⟨

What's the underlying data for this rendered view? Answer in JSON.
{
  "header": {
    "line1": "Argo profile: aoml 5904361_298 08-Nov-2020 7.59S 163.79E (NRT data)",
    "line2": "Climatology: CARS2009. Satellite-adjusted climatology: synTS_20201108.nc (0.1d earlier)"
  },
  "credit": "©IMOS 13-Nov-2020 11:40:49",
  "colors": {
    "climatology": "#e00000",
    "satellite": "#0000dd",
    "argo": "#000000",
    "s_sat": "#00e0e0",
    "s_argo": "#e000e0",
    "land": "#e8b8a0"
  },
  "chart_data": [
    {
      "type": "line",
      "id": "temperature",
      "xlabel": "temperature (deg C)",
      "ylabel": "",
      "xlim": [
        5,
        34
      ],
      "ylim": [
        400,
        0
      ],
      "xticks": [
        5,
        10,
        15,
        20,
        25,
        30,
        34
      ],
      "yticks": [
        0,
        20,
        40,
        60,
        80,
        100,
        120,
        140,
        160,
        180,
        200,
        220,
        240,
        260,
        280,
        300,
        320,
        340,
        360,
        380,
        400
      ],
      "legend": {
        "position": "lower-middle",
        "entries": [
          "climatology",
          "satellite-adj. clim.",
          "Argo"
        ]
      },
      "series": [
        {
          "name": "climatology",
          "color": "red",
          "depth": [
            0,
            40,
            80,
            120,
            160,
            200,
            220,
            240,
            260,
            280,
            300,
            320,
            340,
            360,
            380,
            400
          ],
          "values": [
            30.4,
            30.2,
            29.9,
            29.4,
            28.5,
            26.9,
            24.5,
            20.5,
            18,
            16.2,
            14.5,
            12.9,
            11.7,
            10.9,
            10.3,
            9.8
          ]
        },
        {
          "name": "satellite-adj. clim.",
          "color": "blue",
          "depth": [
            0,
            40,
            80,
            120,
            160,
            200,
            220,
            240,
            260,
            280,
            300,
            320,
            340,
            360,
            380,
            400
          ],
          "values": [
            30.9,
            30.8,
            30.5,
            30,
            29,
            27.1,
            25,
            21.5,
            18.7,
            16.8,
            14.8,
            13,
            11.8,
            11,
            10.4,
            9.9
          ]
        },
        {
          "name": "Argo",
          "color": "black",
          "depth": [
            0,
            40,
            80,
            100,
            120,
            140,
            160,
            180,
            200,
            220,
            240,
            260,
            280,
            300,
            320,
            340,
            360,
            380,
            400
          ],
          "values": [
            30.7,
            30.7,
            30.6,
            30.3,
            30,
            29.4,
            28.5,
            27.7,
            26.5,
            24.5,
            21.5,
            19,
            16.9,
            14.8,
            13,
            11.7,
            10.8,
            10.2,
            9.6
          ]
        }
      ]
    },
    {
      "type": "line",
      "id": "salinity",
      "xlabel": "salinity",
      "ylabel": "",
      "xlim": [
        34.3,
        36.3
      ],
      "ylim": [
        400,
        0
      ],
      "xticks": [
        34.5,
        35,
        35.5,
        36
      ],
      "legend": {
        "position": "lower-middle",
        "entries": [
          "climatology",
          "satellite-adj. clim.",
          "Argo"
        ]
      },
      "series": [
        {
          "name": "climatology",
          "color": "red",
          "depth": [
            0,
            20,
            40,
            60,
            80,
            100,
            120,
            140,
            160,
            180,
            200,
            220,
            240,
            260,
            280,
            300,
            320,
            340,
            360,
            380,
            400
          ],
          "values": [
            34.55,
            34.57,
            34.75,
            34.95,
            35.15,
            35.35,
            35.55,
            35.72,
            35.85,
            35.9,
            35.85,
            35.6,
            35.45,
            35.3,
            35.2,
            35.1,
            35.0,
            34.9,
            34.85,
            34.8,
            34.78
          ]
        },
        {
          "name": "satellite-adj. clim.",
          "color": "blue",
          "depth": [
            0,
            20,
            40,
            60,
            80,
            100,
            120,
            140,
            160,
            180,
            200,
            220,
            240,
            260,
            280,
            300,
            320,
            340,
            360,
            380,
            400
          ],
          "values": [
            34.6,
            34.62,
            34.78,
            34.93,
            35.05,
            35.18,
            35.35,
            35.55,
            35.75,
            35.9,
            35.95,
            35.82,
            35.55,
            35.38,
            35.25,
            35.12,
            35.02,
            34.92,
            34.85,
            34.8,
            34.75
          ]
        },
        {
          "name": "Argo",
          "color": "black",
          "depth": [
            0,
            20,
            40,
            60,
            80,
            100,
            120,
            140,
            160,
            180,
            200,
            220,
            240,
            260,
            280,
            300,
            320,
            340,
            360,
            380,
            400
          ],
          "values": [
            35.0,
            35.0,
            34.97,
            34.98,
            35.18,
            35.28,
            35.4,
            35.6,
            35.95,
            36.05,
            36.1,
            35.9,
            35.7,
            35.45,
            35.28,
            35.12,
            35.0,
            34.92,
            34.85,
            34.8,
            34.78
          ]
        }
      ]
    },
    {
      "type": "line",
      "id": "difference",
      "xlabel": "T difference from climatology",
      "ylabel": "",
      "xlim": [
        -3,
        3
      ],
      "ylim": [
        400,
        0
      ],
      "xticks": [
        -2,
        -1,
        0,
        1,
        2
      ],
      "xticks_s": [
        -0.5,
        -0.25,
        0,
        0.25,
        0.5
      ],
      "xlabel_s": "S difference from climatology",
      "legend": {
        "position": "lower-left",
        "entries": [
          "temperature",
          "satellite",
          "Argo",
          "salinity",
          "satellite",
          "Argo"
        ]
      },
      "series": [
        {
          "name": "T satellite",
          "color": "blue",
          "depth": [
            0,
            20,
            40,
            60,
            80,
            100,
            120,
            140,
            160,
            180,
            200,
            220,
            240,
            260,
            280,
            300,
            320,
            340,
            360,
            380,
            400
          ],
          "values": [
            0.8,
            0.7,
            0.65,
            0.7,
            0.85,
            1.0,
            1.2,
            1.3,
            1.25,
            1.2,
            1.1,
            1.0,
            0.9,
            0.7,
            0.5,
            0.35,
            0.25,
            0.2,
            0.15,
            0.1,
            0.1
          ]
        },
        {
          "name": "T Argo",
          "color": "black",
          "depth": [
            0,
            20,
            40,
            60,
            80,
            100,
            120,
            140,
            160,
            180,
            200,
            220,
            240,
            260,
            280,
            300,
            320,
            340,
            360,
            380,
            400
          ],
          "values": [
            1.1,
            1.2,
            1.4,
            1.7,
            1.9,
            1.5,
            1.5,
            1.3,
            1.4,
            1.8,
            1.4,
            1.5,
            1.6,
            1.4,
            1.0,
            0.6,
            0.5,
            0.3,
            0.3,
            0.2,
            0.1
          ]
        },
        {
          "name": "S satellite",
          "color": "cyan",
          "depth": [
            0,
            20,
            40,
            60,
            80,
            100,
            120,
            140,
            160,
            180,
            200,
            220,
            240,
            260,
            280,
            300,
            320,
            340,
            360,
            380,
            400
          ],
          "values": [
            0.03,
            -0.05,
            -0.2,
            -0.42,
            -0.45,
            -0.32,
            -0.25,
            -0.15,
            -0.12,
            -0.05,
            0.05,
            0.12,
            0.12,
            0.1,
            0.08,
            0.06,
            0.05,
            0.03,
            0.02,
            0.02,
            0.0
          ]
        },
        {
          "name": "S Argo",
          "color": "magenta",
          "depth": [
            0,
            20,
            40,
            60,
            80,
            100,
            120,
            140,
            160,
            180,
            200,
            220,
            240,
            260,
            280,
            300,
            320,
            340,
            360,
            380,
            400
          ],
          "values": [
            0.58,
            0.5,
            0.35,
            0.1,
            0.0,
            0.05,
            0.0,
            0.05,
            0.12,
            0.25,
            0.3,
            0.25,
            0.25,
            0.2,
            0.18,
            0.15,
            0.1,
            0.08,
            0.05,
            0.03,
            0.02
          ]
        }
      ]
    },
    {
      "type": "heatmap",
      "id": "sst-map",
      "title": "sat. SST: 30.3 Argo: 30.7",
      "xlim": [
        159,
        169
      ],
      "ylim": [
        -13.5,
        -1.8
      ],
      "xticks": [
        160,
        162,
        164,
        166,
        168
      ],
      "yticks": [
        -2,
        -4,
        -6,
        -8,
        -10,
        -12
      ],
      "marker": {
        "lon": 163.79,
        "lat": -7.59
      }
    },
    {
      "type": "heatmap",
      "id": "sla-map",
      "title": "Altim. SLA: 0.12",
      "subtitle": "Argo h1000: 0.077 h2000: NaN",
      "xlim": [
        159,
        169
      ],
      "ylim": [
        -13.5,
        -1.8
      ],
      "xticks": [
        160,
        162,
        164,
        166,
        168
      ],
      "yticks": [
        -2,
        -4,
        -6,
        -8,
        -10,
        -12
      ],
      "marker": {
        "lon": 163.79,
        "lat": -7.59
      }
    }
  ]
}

⟩

From the listing above, collect every line that mentions the word "temperature".

      "id": "temperature",
      "xlabel": "temperature (deg C)",
          "temperature",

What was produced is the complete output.